------ Given data

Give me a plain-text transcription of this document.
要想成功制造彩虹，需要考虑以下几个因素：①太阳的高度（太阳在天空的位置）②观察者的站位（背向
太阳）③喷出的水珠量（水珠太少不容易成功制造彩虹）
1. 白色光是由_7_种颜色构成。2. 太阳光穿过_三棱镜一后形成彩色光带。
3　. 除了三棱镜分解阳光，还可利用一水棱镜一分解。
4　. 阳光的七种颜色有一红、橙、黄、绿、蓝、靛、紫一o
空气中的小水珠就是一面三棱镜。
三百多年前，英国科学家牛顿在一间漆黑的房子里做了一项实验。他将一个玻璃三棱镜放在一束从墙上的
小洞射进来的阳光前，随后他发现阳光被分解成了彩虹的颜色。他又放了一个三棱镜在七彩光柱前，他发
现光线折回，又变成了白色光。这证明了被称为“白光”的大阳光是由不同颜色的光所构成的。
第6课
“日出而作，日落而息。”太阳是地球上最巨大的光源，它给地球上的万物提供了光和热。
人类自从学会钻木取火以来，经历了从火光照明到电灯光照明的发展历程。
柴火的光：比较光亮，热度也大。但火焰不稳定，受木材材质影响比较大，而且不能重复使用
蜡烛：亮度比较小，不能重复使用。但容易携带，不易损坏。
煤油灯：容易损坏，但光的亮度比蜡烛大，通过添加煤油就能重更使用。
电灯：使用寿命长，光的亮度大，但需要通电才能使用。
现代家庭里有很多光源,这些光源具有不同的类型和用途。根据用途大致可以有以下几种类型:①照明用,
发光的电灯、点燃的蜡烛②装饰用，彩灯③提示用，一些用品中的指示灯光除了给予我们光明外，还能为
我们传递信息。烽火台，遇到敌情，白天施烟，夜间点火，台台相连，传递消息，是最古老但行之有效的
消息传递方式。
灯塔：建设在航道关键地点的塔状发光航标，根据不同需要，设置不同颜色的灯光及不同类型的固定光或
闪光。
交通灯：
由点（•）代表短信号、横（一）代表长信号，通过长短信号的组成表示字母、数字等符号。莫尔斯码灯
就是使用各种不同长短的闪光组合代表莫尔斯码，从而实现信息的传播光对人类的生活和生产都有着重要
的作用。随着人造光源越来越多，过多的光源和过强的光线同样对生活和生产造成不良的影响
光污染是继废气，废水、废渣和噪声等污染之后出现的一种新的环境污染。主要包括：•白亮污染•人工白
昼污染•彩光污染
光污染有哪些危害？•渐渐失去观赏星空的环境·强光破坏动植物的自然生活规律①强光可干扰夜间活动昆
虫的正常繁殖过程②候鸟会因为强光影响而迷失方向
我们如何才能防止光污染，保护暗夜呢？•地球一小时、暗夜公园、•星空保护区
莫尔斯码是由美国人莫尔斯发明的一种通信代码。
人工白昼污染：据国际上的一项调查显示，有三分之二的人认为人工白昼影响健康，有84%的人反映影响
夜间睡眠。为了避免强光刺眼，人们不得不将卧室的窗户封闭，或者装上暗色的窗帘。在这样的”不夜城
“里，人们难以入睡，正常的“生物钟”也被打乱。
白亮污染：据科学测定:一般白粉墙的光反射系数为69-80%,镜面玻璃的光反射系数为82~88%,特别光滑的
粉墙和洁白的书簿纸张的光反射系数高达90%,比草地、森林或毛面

------------

(Exercise goal):
Return every entry exactly as given.

(Finished answer):
Give me a plain-text transcription of this document.
要想成功制造彩虹，需要考虑以下几个因素：①太阳的高度（太阳在天空的位置）②观察者的站位（背向
太阳）③喷出的水珠量（水珠太少不容易成功制造彩虹）
1. 白色光是由_7_种颜色构成。2. 太阳光穿过_三棱镜一后形成彩色光带。
3　. 除了三棱镜分解阳光，还可利用一水棱镜一分解。
4　. 阳光的七种颜色有一红、橙、黄、绿、蓝、靛、紫一o
空气中的小水珠就是一面三棱镜。
三百多年前，英国科学家牛顿在一间漆黑的房子里做了一项实验。他将一个玻璃三棱镜放在一束从墙上的
小洞射进来的阳光前，随后他发现阳光被分解成了彩虹的颜色。他又放了一个三棱镜在七彩光柱前，他发
现光线折回，又变成了白色光。这证明了被称为“白光”的大阳光是由不同颜色的光所构成的。
第6课
“日出而作，日落而息。”太阳是地球上最巨大的光源，它给地球上的万物提供了光和热。
人类自从学会钻木取火以来，经历了从火光照明到电灯光照明的发展历程。
柴火的光：比较光亮，热度也大。但火焰不稳定，受木材材质影响比较大，而且不能重复使用
蜡烛：亮度比较小，不能重复使用。但容易携带，不易损坏。
煤油灯：容易损坏，但光的亮度比蜡烛大，通过添加煤油就能重更使用。
电灯：使用寿命长，光的亮度大，但需要通电才能使用。
现代家庭里有很多光源,这些光源具有不同的类型和用途。根据用途大致可以有以下几种类型:①照明用,
发光的电灯、点燃的蜡烛②装饰用，彩灯③提示用，一些用品中的指示灯光除了给予我们光明外，还能为
我们传递信息。烽火台，遇到敌情，白天施烟，夜间点火，台台相连，传递消息，是最古老但行之有效的
消息传递方式。
灯塔：建设在航道关键地点的塔状发光航标，根据不同需要，设置不同颜色的灯光及不同类型的固定光或
闪光。
交通灯：
由点（•）代表短信号、横（一）代表长信号，通过长短信号的组成表示字母、数字等符号。莫尔斯码灯
就是使用各种不同长短的闪光组合代表莫尔斯码，从而实现信息的传播光对人类的生活和生产都有着重要
的作用。随着人造光源越来越多，过多的光源和过强的光线同样对生活和生产造成不良的影响
光污染是继废气，废水、废渣和噪声等污染之后出现的一种新的环境污染。主要包括：•白亮污染•人工白
昼污染•彩光污染
光污染有哪些危害？•渐渐失去观赏星空的环境·强光破坏动植物的自然生活规律①强光可干扰夜间活动昆
虫的正常繁殖过程②候鸟会因为强光影响而迷失方向
我们如何才能防止光污染，保护暗夜呢？•地球一小时、暗夜公园、•星空保护区
莫尔斯码是由美国人莫尔斯发明的一种通信代码。
人工白昼污染：据国际上的一项调查显示，有三分之二的人认为人工白昼影响健康，有84%的人反映影响
夜间睡眠。为了避免强光刺眼，人们不得不将卧室的窗户封闭，或者装上暗色的窗帘。在这样的”不夜城
“里，人们难以入睡，正常的“生物钟”也被打乱。
白亮污染：据科学测定:一般白粉墙的光反射系数为69-80%,镜面玻璃的光反射系数为82~88%,特别光滑的
粉墙和洁白的书簿纸张的光反射系数高达90%,比草地、森林或毛面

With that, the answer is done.